* [Entries shown]

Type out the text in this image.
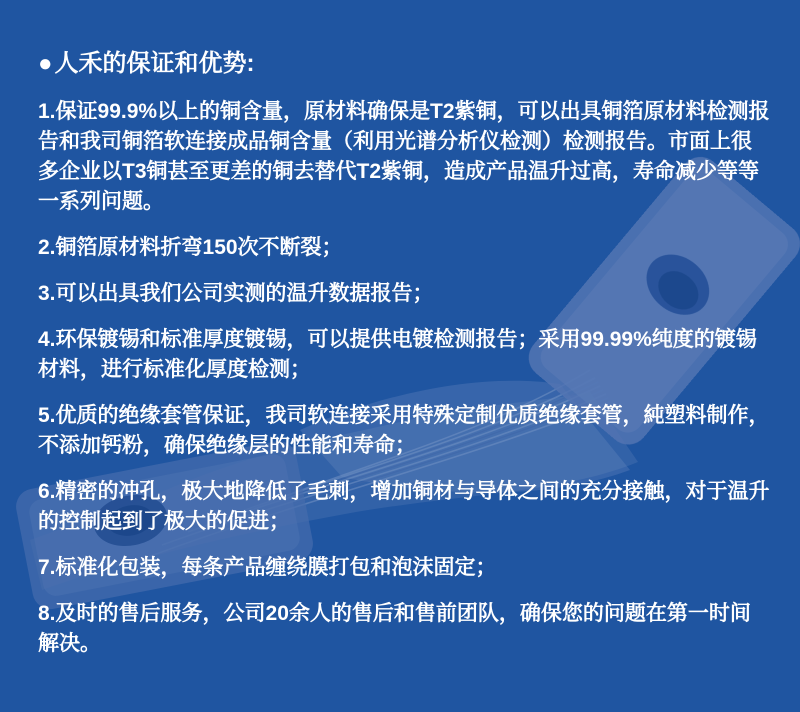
●人禾的保证和优势:

1.保证99.9%以上的铜含量，原材料确保是T2紫铜，可以出具铜箔原材料检测报告和我司铜箔软连接成品铜含量（利用光谱分析仪检测）检测报告。市面上很多企业以T3铜甚至更差的铜去替代T2紫铜，造成产品温升过高，寿命减少等等一系列问题。

2.铜箔原材料折弯150次不断裂；

3.可以出具我们公司实测的温升数据报告；

4.环保镀锡和标准厚度镀锡，可以提供电镀检测报告；采用99.99%纯度的镀锡材料，进行标准化厚度检测；

5.优质的绝缘套管保证，我司软连接采用特殊定制优质绝缘套管，純塑料制作，不添加钙粉，确保绝缘层的性能和寿命；

6.精密的冲孔，极大地降低了毛刺，增加铜材与导体之间的充分接触，对于温升的控制起到了极大的促进；

7.标准化包装，每条产品缠绕膜打包和泡沫固定；

8.及时的售后服务，公司20余人的售后和售前团队，确保您的问题在第一时间解决。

* [Exercise] Leave out the pictures and transcribe everything else exactly.

* [Correct output]
Type out the text in this image.
●人禾的保证和优势:

1.保证99.9%以上的铜含量，原材料确保是T2紫铜，可以出具铜箔原材料检测报告和我司铜箔软连接成品铜含量（利用光谱分析仪检测）检测报告。市面上很多企业以T3铜甚至更差的铜去替代T2紫铜，造成产品温升过高，寿命减少等等一系列问题。

2.铜箔原材料折弯150次不断裂；

3.可以出具我们公司实测的温升数据报告；

4.环保镀锡和标准厚度镀锡，可以提供电镀检测报告；采用99.99%纯度的镀锡材料，进行标准化厚度检测；

5.优质的绝缘套管保证，我司软连接采用特殊定制优质绝缘套管，純塑料制作，不添加钙粉，确保绝缘层的性能和寿命；

6.精密的冲孔，极大地降低了毛刺，增加铜材与导体之间的充分接触，对于温升的控制起到了极大的促进；

7.标准化包装，每条产品缠绕膜打包和泡沫固定；

8.及时的售后服务，公司20余人的售后和售前团队，确保您的问题在第一时间解决。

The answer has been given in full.